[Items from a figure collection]
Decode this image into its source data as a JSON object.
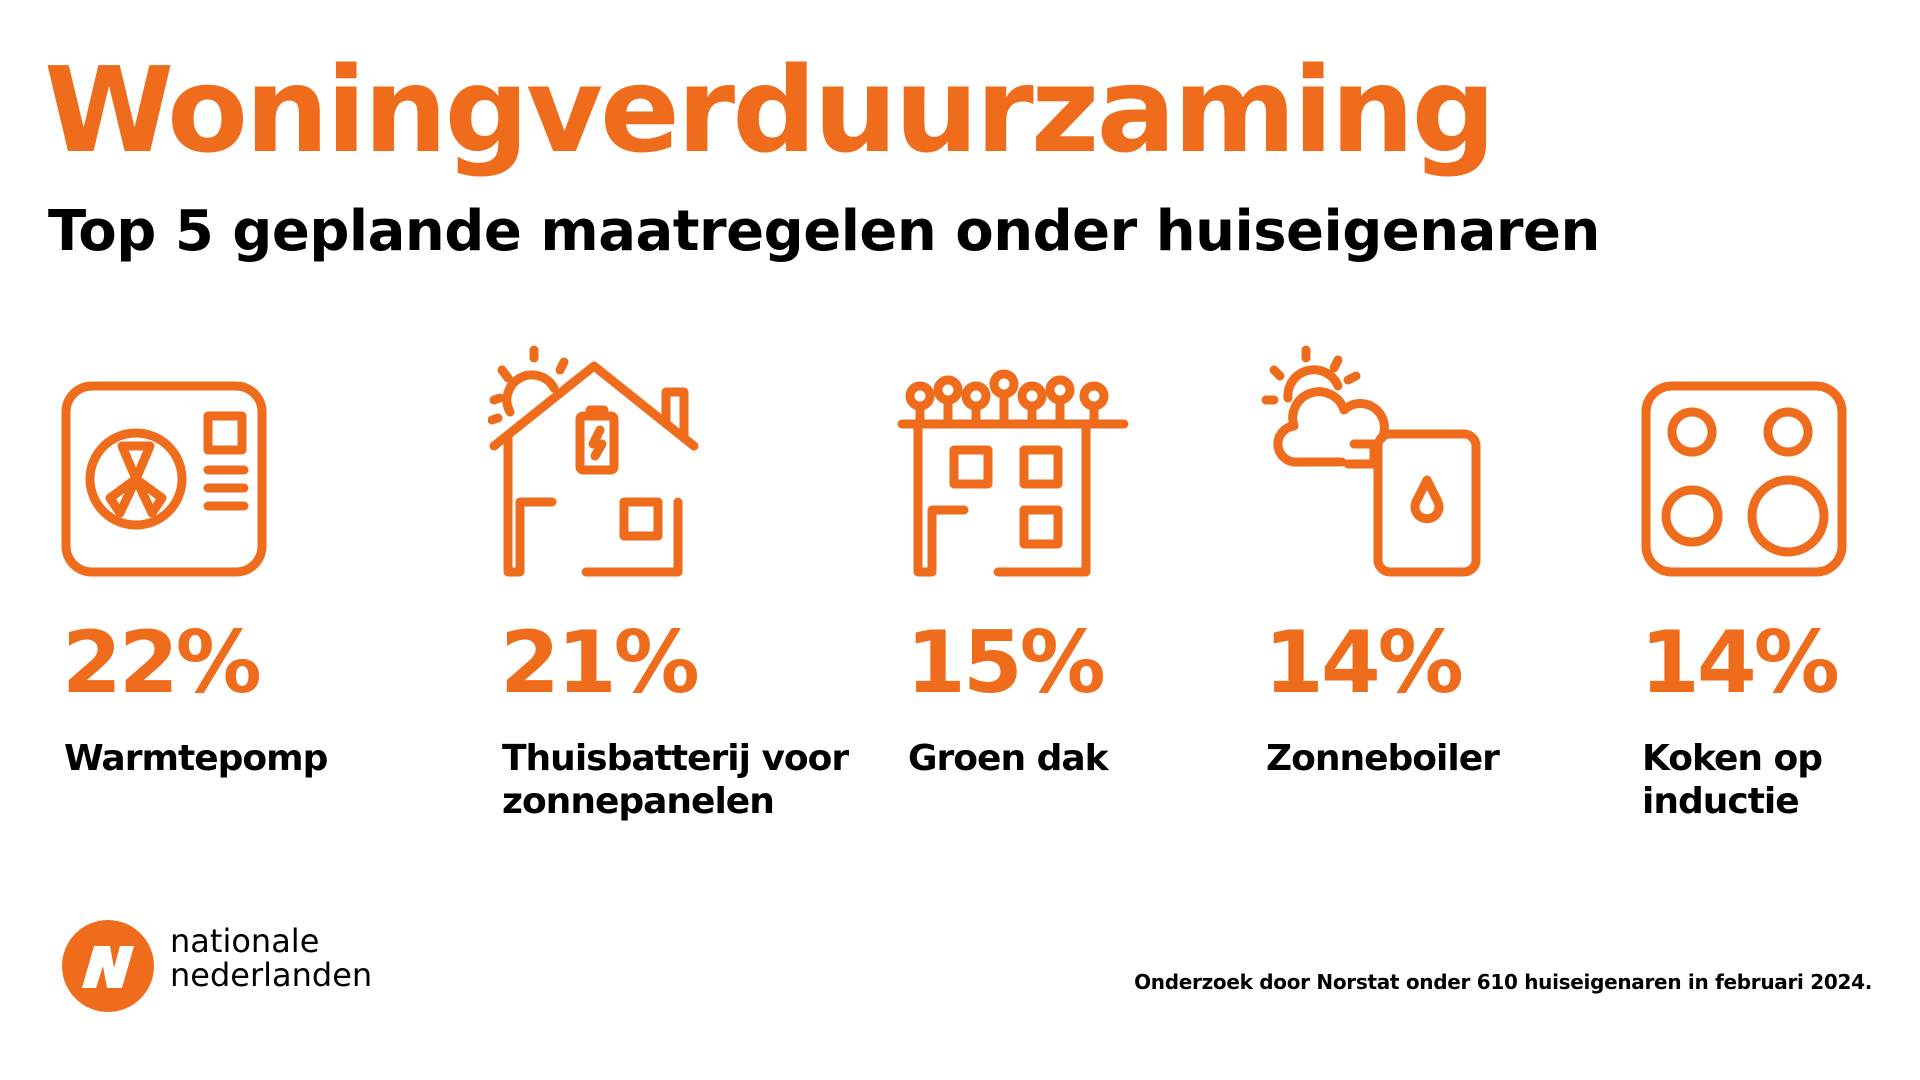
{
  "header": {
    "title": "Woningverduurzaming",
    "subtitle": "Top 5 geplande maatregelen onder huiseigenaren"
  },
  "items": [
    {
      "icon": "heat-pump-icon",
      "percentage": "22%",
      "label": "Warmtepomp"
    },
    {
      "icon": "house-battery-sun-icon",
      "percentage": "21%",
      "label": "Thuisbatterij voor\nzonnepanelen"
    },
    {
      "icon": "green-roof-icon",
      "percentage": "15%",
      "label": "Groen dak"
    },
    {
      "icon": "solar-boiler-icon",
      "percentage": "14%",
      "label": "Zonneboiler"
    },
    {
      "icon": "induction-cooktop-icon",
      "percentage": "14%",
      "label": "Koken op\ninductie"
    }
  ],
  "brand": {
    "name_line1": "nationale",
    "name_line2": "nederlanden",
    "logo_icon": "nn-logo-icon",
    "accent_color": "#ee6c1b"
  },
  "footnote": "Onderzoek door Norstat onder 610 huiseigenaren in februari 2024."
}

◆ **YOUR TASK**
Exclude the pictures. Write out the remaining data exactly.

◆ **ANSWER BELOW**
Decode this image into its source data as a JSON object.
{
  "header": {
    "title": "Woningverduurzaming",
    "subtitle": "Top 5 geplande maatregelen onder huiseigenaren"
  },
  "items": [
    {
      "icon": "heat-pump-icon",
      "percentage": "22%",
      "label": "Warmtepomp"
    },
    {
      "icon": "house-battery-sun-icon",
      "percentage": "21%",
      "label": "Thuisbatterij voor\nzonnepanelen"
    },
    {
      "icon": "green-roof-icon",
      "percentage": "15%",
      "label": "Groen dak"
    },
    {
      "icon": "solar-boiler-icon",
      "percentage": "14%",
      "label": "Zonneboiler"
    },
    {
      "icon": "induction-cooktop-icon",
      "percentage": "14%",
      "label": "Koken op\ninductie"
    }
  ],
  "brand": {
    "name_line1": "nationale",
    "name_line2": "nederlanden",
    "logo_icon": "nn-logo-icon",
    "accent_color": "#ee6c1b"
  },
  "footnote": "Onderzoek door Norstat onder 610 huiseigenaren in februari 2024."
}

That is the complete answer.